- _Exercise prompt_: Leave out the pictures and copy everything else below exactly.

Entries with figure data
·····
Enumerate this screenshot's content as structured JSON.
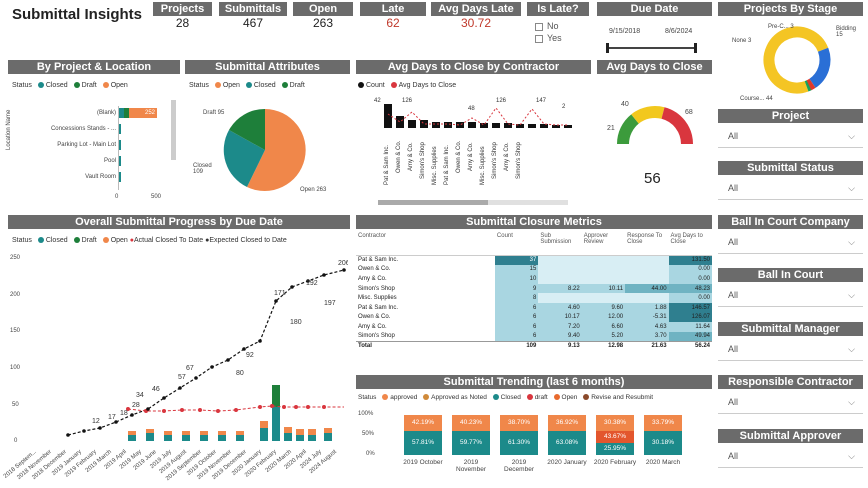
{
  "title": "Submittal Insights",
  "kpis": {
    "projects": {
      "label": "Projects",
      "value": "28"
    },
    "submittals": {
      "label": "Submittals",
      "value": "467"
    },
    "open": {
      "label": "Open",
      "value": "263"
    },
    "late": {
      "label": "Late",
      "value": "62"
    },
    "avg_days_late": {
      "label": "Avg Days Late",
      "value": "30.72"
    }
  },
  "colors": {
    "closed": "#1c8a8a",
    "open": "#f0874a",
    "draft": "#1e7f3a",
    "red": "#d9363e",
    "black": "#111",
    "header": "#6b6b6b"
  },
  "is_late": {
    "title": "Is Late?",
    "options": [
      "No",
      "Yes"
    ]
  },
  "due_date": {
    "title": "Due Date",
    "start": "9/15/2018",
    "end": "8/6/2024"
  },
  "projects_by_stage": {
    "title": "Projects By Stage",
    "labels": [
      "Pre-C... 3",
      "Bidding 15",
      "None 3",
      "Course... 44"
    ]
  },
  "by_project_location": {
    "title": "By Project & Location",
    "legend_label": "Status",
    "legend": [
      "Closed",
      "Draft",
      "Open"
    ],
    "axis_label": "Location Name",
    "rows": [
      "(Blank)",
      "Concessions Stands - ...",
      "Parking Lot - Main Lot",
      "Pool",
      "Vault Room"
    ],
    "blank_value": "252",
    "ticks": [
      "0",
      "500"
    ]
  },
  "submittal_attributes": {
    "title": "Submittal Attributes",
    "legend_label": "Status",
    "legend": [
      "Open",
      "Closed",
      "Draft"
    ],
    "labels": {
      "draft": "Draft 95",
      "closed": "Closed\n109",
      "open": "Open 263"
    }
  },
  "avg_days_contractor": {
    "title": "Avg Days to Close by Contractor",
    "legend": [
      "Count",
      "Avg Days to Close"
    ],
    "contractors": [
      "Pat & Sam Inc.",
      "Owen & Co.",
      "Amy & Co.",
      "Simon's Shop",
      "Misc. Supplies",
      "Pat & Sam Inc.",
      "Owen & Co.",
      "Amy & Co.",
      "Misc. Supplies",
      "Simon's Shop",
      "Amy & Co.",
      "Simon's Shop"
    ],
    "value_labels": [
      "42",
      "126",
      "48",
      "147",
      "21",
      "2"
    ]
  },
  "gauge": {
    "title": "Avg Days to Close",
    "value": "56",
    "min": "21",
    "mid": "40",
    "max": "68"
  },
  "filters": [
    {
      "label": "Project",
      "value": "All"
    },
    {
      "label": "Submittal Status",
      "value": "All"
    },
    {
      "label": "Ball In Court Company",
      "value": "All"
    },
    {
      "label": "Ball In Court",
      "value": "All"
    },
    {
      "label": "Submittal Manager",
      "value": "All"
    },
    {
      "label": "Responsible Contractor",
      "value": "All"
    },
    {
      "label": "Submittal Approver",
      "value": "All"
    }
  ],
  "progress": {
    "title": "Overall Submittal Progress by Due Date",
    "legend_label": "Status",
    "legend": [
      "Closed",
      "Draft",
      "Open",
      "Actual Closed To Date",
      "Expected Closed to Date"
    ],
    "y_ticks": [
      "0",
      "50",
      "100",
      "150",
      "200",
      "250"
    ],
    "months": [
      "2018 Septem...",
      "2018 November",
      "2018 December",
      "2019 January",
      "2019 February",
      "2019 March",
      "2019 April",
      "2019 May",
      "2019 June",
      "2019 July",
      "2019 August",
      "2019 September",
      "2019 October",
      "2019 November",
      "2019 December",
      "2020 January",
      "2020 February",
      "2020 March",
      "2020 April",
      "2024 July",
      "2024 August"
    ],
    "expected_labels": [
      "12",
      "17",
      "18",
      "28",
      "34",
      "46",
      "57",
      "67",
      "80",
      "92",
      "171",
      "180",
      "192",
      "197",
      "206"
    ]
  },
  "closure_metrics": {
    "title": "Submittal Closure Metrics",
    "columns": [
      "Contractor",
      "Count",
      "Sub Submission",
      "Approver Review",
      "Response To Close",
      "Avg Days to Close"
    ],
    "rows": [
      [
        "Pat & Sam Inc.",
        "37",
        "",
        "",
        "",
        "131.50"
      ],
      [
        "Owen & Co.",
        "15",
        "",
        "",
        "",
        "0.00"
      ],
      [
        "Amy & Co.",
        "10",
        "",
        "",
        "",
        "0.00"
      ],
      [
        "Simon's Shop",
        "9",
        "8.22",
        "10.11",
        "44.00",
        "48.23"
      ],
      [
        "Misc. Supplies",
        "8",
        "",
        "",
        "",
        "0.00"
      ],
      [
        "Pat & Sam Inc.",
        "6",
        "4.60",
        "9.60",
        "1.88",
        "146.57"
      ],
      [
        "Owen & Co.",
        "6",
        "10.17",
        "12.00",
        "-5.31",
        "126.07"
      ],
      [
        "Amy & Co.",
        "6",
        "7.20",
        "6.60",
        "4.63",
        "11.64"
      ],
      [
        "Simon's Shop",
        "6",
        "9.40",
        "5.20",
        "3.70",
        "49.94"
      ]
    ],
    "total": [
      "Total",
      "109",
      "9.13",
      "12.98",
      "21.63",
      "56.24"
    ]
  },
  "trending": {
    "title": "Submittal Trending (last 6 months)",
    "legend_label": "Status",
    "legend": [
      "approved",
      "Approved as Noted",
      "Closed",
      "draft",
      "Open",
      "Revise and Resubmit"
    ],
    "y_ticks": [
      "100%",
      "50%",
      "0%"
    ],
    "months": [
      "2019 October",
      "2019\nNovember",
      "2019\nDecember",
      "2020 January",
      "2020 February",
      "2020 March"
    ],
    "top_labels": [
      "42.19%",
      "40.23%",
      "38.70%",
      "36.92%",
      "30.38%",
      "33.79%"
    ],
    "bottom_labels": [
      "57.81%",
      "59.77%",
      "61.30%",
      "63.08%",
      "25.95%",
      "30.18%"
    ],
    "mid_label": "43.67%",
    "mid_label2": "36.05%"
  }
}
·····
- _Task response_:
Enumerate this screenshot's content as structured JSON.
{
  "title": "Submittal Insights",
  "kpis": {
    "projects": {
      "label": "Projects",
      "value": "28"
    },
    "submittals": {
      "label": "Submittals",
      "value": "467"
    },
    "open": {
      "label": "Open",
      "value": "263"
    },
    "late": {
      "label": "Late",
      "value": "62"
    },
    "avg_days_late": {
      "label": "Avg Days Late",
      "value": "30.72"
    }
  },
  "colors": {
    "closed": "#1c8a8a",
    "open": "#f0874a",
    "draft": "#1e7f3a",
    "red": "#d9363e",
    "black": "#111",
    "header": "#6b6b6b"
  },
  "is_late": {
    "title": "Is Late?",
    "options": [
      "No",
      "Yes"
    ]
  },
  "due_date": {
    "title": "Due Date",
    "start": "9/15/2018",
    "end": "8/6/2024"
  },
  "projects_by_stage": {
    "title": "Projects By Stage",
    "labels": [
      "Pre-C... 3",
      "Bidding 15",
      "None 3",
      "Course... 44"
    ]
  },
  "by_project_location": {
    "title": "By Project & Location",
    "legend_label": "Status",
    "legend": [
      "Closed",
      "Draft",
      "Open"
    ],
    "axis_label": "Location Name",
    "rows": [
      "(Blank)",
      "Concessions Stands - ...",
      "Parking Lot - Main Lot",
      "Pool",
      "Vault Room"
    ],
    "blank_value": "252",
    "ticks": [
      "0",
      "500"
    ]
  },
  "submittal_attributes": {
    "title": "Submittal Attributes",
    "legend_label": "Status",
    "legend": [
      "Open",
      "Closed",
      "Draft"
    ],
    "labels": {
      "draft": "Draft 95",
      "closed": "Closed\n109",
      "open": "Open 263"
    }
  },
  "avg_days_contractor": {
    "title": "Avg Days to Close by Contractor",
    "legend": [
      "Count",
      "Avg Days to Close"
    ],
    "contractors": [
      "Pat & Sam Inc.",
      "Owen & Co.",
      "Amy & Co.",
      "Simon's Shop",
      "Misc. Supplies",
      "Pat & Sam Inc.",
      "Owen & Co.",
      "Amy & Co.",
      "Misc. Supplies",
      "Simon's Shop",
      "Amy & Co.",
      "Simon's Shop"
    ],
    "value_labels": [
      "42",
      "126",
      "48",
      "147",
      "21",
      "2"
    ]
  },
  "gauge": {
    "title": "Avg Days to Close",
    "value": "56",
    "min": "21",
    "mid": "40",
    "max": "68"
  },
  "filters": [
    {
      "label": "Project",
      "value": "All"
    },
    {
      "label": "Submittal Status",
      "value": "All"
    },
    {
      "label": "Ball In Court Company",
      "value": "All"
    },
    {
      "label": "Ball In Court",
      "value": "All"
    },
    {
      "label": "Submittal Manager",
      "value": "All"
    },
    {
      "label": "Responsible Contractor",
      "value": "All"
    },
    {
      "label": "Submittal Approver",
      "value": "All"
    }
  ],
  "progress": {
    "title": "Overall Submittal Progress by Due Date",
    "legend_label": "Status",
    "legend": [
      "Closed",
      "Draft",
      "Open",
      "Actual Closed To Date",
      "Expected Closed to Date"
    ],
    "y_ticks": [
      "0",
      "50",
      "100",
      "150",
      "200",
      "250"
    ],
    "months": [
      "2018 Septem...",
      "2018 November",
      "2018 December",
      "2019 January",
      "2019 February",
      "2019 March",
      "2019 April",
      "2019 May",
      "2019 June",
      "2019 July",
      "2019 August",
      "2019 September",
      "2019 October",
      "2019 November",
      "2019 December",
      "2020 January",
      "2020 February",
      "2020 March",
      "2020 April",
      "2024 July",
      "2024 August"
    ],
    "expected_labels": [
      "12",
      "17",
      "18",
      "28",
      "34",
      "46",
      "57",
      "67",
      "80",
      "92",
      "171",
      "180",
      "192",
      "197",
      "206"
    ]
  },
  "closure_metrics": {
    "title": "Submittal Closure Metrics",
    "columns": [
      "Contractor",
      "Count",
      "Sub Submission",
      "Approver Review",
      "Response To Close",
      "Avg Days to Close"
    ],
    "rows": [
      [
        "Pat & Sam Inc.",
        "37",
        "",
        "",
        "",
        "131.50"
      ],
      [
        "Owen & Co.",
        "15",
        "",
        "",
        "",
        "0.00"
      ],
      [
        "Amy & Co.",
        "10",
        "",
        "",
        "",
        "0.00"
      ],
      [
        "Simon's Shop",
        "9",
        "8.22",
        "10.11",
        "44.00",
        "48.23"
      ],
      [
        "Misc. Supplies",
        "8",
        "",
        "",
        "",
        "0.00"
      ],
      [
        "Pat & Sam Inc.",
        "6",
        "4.60",
        "9.60",
        "1.88",
        "146.57"
      ],
      [
        "Owen & Co.",
        "6",
        "10.17",
        "12.00",
        "-5.31",
        "126.07"
      ],
      [
        "Amy & Co.",
        "6",
        "7.20",
        "6.60",
        "4.63",
        "11.64"
      ],
      [
        "Simon's Shop",
        "6",
        "9.40",
        "5.20",
        "3.70",
        "49.94"
      ]
    ],
    "total": [
      "Total",
      "109",
      "9.13",
      "12.98",
      "21.63",
      "56.24"
    ]
  },
  "trending": {
    "title": "Submittal Trending (last 6 months)",
    "legend_label": "Status",
    "legend": [
      "approved",
      "Approved as Noted",
      "Closed",
      "draft",
      "Open",
      "Revise and Resubmit"
    ],
    "y_ticks": [
      "100%",
      "50%",
      "0%"
    ],
    "months": [
      "2019 October",
      "2019\nNovember",
      "2019\nDecember",
      "2020 January",
      "2020 February",
      "2020 March"
    ],
    "top_labels": [
      "42.19%",
      "40.23%",
      "38.70%",
      "36.92%",
      "30.38%",
      "33.79%"
    ],
    "bottom_labels": [
      "57.81%",
      "59.77%",
      "61.30%",
      "63.08%",
      "25.95%",
      "30.18%"
    ],
    "mid_label": "43.67%",
    "mid_label2": "36.05%"
  }
}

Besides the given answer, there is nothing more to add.